Work instructions: Among the lines listed below, count those that include the string "出荷数量", and state only the count.

Data provided:
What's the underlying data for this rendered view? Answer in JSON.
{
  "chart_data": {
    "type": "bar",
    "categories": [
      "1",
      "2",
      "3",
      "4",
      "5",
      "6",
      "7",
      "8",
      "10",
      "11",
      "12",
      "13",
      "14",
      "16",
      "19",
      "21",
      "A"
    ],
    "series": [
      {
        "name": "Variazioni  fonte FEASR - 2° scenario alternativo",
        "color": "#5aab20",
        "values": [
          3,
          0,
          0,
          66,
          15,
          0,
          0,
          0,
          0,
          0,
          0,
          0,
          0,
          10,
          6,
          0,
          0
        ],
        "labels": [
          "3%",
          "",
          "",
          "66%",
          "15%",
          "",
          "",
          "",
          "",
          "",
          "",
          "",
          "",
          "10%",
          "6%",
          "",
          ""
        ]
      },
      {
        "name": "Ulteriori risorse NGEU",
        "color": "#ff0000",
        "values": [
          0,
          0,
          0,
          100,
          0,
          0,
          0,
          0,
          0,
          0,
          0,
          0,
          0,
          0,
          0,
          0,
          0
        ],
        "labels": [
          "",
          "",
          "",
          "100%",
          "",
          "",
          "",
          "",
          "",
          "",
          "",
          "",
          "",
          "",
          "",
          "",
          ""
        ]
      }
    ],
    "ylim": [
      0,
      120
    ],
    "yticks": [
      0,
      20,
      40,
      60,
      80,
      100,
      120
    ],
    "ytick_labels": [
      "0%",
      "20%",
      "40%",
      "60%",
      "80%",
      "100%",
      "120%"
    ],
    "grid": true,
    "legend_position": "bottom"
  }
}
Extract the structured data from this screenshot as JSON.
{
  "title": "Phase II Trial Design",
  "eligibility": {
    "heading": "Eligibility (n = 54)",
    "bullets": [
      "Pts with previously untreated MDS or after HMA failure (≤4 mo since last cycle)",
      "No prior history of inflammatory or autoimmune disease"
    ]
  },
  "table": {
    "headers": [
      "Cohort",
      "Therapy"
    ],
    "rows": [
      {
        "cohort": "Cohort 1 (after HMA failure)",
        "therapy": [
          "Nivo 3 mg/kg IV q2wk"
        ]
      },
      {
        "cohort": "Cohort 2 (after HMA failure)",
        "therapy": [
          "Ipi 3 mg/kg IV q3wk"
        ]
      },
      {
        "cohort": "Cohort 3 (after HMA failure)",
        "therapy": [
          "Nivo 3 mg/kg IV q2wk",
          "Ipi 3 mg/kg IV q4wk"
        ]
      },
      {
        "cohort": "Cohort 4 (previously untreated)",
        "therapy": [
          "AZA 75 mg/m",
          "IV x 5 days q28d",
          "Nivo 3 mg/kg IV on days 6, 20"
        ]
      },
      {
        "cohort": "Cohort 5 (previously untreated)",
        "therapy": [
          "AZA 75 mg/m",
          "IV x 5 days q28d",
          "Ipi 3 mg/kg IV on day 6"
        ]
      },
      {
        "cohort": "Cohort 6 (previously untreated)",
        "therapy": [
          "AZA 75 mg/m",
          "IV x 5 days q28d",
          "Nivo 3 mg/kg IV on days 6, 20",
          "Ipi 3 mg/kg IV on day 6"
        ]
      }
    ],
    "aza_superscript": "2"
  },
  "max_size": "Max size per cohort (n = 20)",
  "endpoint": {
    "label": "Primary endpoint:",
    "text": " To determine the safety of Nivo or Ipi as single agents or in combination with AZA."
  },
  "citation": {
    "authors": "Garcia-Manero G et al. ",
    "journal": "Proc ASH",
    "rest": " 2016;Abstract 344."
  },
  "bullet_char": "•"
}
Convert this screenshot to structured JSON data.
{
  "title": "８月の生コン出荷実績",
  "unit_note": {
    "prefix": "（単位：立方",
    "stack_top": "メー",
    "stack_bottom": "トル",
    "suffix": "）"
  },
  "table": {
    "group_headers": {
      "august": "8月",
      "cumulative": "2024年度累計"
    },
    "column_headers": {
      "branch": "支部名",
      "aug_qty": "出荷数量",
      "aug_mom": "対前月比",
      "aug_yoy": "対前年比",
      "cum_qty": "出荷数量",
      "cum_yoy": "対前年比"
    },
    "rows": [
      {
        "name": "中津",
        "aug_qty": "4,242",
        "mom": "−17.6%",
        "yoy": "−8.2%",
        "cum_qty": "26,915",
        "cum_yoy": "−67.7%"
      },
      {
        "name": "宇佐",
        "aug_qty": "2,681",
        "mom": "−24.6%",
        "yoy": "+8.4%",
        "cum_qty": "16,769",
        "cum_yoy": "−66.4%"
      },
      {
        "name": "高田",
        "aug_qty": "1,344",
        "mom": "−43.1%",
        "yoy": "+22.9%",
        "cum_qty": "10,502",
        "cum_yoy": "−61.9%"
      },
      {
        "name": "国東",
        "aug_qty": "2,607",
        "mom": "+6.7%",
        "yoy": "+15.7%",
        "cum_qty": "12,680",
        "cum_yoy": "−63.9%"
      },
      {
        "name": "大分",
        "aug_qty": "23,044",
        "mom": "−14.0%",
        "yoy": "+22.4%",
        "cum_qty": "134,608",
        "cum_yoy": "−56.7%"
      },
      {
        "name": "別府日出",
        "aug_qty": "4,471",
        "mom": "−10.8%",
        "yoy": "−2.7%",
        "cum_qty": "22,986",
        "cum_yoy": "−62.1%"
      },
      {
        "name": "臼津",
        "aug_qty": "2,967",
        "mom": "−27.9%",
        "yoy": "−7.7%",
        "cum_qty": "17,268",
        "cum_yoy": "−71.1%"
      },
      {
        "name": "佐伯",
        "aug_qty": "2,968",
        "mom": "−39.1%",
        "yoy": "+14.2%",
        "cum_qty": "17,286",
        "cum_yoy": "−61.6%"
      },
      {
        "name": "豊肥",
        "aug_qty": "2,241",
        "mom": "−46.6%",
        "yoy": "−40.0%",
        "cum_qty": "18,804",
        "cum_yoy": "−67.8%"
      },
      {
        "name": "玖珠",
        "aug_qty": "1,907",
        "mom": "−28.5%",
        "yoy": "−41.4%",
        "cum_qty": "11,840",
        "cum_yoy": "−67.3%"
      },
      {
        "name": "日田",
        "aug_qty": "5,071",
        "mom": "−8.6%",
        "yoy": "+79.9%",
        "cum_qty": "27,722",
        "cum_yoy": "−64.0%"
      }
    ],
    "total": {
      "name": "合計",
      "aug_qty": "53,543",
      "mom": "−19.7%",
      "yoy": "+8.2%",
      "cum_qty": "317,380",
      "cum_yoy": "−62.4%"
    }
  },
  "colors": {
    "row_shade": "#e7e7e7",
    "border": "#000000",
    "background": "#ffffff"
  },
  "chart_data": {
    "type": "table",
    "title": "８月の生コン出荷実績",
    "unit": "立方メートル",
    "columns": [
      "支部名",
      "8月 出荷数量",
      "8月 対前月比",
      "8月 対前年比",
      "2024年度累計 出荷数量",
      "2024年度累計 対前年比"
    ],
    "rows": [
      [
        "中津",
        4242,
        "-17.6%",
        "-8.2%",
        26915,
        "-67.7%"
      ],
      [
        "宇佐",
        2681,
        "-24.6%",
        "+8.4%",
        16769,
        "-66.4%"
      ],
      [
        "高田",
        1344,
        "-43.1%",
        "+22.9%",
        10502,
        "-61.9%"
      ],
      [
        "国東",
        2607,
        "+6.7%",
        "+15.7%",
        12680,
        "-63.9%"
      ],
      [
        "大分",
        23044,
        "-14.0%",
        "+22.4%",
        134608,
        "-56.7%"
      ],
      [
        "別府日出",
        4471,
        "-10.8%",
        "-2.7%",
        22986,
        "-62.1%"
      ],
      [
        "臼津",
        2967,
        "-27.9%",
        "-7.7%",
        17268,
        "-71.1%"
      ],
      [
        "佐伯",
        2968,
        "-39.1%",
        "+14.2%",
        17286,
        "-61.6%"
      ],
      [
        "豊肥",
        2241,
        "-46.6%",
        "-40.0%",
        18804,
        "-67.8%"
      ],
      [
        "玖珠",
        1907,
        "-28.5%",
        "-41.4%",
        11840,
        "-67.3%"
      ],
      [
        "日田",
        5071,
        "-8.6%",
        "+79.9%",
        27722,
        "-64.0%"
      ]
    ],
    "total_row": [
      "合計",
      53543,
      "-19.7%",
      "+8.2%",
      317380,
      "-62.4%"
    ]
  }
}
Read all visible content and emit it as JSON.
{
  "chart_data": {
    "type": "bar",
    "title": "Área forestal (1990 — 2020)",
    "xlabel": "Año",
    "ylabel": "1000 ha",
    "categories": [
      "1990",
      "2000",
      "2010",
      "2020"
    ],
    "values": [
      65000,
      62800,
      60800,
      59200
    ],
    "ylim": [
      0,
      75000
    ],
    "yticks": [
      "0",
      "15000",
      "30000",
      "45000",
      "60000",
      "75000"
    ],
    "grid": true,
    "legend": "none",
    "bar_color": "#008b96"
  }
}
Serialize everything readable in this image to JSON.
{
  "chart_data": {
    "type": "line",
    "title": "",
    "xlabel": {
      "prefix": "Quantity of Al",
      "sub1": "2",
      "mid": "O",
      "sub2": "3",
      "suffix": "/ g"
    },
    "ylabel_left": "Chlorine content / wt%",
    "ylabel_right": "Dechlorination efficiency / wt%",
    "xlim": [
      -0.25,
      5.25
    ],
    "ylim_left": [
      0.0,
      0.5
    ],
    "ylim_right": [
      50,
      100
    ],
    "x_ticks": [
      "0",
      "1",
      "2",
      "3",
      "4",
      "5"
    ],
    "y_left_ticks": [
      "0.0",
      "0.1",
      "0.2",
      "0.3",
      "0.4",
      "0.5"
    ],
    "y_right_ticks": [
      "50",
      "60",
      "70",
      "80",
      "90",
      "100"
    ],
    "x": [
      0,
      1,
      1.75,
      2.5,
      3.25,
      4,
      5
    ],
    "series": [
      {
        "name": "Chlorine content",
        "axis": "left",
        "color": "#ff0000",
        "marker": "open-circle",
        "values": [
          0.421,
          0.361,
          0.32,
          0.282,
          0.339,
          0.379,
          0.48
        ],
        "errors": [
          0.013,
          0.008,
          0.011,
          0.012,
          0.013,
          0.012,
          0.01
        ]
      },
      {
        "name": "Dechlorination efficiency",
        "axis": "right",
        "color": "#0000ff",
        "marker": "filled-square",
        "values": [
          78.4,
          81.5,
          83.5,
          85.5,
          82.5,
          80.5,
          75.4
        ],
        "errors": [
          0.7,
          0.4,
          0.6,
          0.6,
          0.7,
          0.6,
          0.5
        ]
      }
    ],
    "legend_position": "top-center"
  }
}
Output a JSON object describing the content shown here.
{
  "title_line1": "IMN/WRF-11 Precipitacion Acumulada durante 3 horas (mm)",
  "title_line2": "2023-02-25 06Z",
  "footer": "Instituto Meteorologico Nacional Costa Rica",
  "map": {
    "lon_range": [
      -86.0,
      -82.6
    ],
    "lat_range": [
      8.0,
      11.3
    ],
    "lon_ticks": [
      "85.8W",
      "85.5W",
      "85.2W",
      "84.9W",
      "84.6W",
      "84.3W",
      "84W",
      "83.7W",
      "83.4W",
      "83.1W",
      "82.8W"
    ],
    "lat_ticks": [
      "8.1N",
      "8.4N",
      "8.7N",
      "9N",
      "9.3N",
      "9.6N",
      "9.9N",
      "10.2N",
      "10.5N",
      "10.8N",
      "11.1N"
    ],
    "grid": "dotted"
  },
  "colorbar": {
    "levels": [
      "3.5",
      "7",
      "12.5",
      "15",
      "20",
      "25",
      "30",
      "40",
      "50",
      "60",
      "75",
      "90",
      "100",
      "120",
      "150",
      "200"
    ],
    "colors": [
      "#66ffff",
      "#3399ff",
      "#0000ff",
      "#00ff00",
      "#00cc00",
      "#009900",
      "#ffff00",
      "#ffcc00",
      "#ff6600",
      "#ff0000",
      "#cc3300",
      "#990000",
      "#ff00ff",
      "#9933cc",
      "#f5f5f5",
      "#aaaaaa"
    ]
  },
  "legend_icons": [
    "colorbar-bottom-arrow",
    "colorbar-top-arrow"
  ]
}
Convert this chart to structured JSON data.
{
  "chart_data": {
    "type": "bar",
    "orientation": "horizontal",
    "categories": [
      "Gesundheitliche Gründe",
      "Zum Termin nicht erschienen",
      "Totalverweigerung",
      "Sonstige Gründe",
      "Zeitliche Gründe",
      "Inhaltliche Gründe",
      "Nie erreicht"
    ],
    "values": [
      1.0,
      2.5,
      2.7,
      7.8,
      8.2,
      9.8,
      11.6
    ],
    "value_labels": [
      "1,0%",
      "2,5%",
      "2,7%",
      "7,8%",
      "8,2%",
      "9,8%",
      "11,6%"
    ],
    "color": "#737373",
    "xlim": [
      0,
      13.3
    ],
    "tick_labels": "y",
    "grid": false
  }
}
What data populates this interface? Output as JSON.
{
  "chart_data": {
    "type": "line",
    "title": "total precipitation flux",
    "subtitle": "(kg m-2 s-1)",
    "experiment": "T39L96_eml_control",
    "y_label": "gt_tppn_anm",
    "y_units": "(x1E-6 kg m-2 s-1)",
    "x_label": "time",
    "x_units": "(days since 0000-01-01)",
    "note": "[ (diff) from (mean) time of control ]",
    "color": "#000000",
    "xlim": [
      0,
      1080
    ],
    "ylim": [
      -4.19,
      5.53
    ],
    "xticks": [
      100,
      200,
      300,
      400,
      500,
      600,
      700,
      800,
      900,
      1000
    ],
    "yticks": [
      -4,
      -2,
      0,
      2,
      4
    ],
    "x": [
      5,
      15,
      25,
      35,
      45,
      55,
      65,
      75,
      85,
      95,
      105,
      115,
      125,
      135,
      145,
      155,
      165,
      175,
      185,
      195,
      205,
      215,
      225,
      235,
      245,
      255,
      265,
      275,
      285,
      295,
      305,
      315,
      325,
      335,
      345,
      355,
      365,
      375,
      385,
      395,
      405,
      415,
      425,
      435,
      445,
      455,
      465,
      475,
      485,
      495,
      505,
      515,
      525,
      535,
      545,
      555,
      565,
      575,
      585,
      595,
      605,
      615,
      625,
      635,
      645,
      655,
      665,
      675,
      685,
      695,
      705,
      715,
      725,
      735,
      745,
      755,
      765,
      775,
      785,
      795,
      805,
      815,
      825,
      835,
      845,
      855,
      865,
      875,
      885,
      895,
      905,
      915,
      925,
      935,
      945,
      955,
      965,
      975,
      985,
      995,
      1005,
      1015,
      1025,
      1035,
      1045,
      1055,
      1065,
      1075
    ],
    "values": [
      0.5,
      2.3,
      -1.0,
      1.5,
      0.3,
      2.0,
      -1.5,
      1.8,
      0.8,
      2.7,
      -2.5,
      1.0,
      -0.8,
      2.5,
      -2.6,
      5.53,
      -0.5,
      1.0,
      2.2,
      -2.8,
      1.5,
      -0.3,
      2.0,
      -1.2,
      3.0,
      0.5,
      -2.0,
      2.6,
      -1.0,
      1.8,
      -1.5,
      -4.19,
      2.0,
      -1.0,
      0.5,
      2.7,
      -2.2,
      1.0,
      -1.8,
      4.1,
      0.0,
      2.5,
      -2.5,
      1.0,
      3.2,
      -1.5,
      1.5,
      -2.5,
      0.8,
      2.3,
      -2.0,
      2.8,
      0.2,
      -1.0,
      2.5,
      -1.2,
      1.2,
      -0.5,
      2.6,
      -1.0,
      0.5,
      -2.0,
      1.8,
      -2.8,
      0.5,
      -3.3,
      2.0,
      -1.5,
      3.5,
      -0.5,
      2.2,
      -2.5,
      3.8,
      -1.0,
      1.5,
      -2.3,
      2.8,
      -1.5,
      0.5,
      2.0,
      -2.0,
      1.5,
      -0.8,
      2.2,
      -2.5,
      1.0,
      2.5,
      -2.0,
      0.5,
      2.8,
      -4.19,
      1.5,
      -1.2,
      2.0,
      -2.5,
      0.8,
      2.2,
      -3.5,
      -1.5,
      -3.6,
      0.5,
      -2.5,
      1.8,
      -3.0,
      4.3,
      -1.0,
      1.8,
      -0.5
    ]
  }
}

Task solution: 4